WRITTEN INSTRUCTION - Your task is to copy each line that has the word "Bureau".
□ □ □
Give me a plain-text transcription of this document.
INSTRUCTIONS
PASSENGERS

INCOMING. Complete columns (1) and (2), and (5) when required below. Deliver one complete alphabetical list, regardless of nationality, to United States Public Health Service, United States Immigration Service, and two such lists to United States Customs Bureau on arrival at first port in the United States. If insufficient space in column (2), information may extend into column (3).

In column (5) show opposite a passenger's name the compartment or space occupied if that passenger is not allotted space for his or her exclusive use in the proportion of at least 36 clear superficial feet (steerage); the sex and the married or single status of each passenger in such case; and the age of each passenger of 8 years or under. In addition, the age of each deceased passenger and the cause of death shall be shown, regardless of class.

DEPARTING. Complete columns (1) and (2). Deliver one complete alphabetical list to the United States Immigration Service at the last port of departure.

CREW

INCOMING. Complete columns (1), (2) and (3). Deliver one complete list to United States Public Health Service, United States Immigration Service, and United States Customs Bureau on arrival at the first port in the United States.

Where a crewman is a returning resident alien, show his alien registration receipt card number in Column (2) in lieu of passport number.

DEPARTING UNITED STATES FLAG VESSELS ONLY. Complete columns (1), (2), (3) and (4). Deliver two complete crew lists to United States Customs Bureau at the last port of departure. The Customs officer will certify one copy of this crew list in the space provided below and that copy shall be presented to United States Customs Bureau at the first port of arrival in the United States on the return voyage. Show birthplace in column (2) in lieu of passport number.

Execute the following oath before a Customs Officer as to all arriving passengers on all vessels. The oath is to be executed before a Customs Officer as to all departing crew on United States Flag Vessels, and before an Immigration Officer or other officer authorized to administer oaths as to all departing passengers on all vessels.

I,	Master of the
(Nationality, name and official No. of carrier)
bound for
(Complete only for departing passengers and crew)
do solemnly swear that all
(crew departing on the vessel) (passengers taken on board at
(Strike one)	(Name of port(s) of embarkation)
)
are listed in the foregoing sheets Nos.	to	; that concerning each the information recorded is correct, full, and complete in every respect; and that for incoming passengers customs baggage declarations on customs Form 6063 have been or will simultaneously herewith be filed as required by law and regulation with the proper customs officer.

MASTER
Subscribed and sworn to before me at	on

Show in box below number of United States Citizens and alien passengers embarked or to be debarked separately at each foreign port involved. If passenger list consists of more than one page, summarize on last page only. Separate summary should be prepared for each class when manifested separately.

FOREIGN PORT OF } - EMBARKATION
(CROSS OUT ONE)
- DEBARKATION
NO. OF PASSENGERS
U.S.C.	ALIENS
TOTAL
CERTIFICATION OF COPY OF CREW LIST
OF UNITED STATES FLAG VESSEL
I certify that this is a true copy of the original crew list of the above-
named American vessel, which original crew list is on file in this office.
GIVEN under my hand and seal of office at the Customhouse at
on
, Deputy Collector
□ □ □
EXERCISE RESPONSE -
INCOMING. Complete columns (1) and (2), and (5) when required below. Deliver one complete alphabetical list, regardless of nationality, to United States Public Health Service, United States Immigration Service, and two such lists to United States Customs Bureau on arrival at first port in the United States. If insufficient space in column (2), information may extend into column (3).
INCOMING. Complete columns (1), (2) and (3). Deliver one complete list to United States Public Health Service, United States Immigration Service, and United States Customs Bureau on arrival at the first port in the United States.
DEPARTING UNITED STATES FLAG VESSELS ONLY. Complete columns (1), (2), (3) and (4). Deliver two complete crew lists to United States Customs Bureau at the last port of departure. The Customs officer will certify one copy of this crew list in the space provided below and that copy shall be presented to United States Customs Bureau at the first port of arrival in the United States on the return voyage. Show birthplace in column (2) in lieu of passport number.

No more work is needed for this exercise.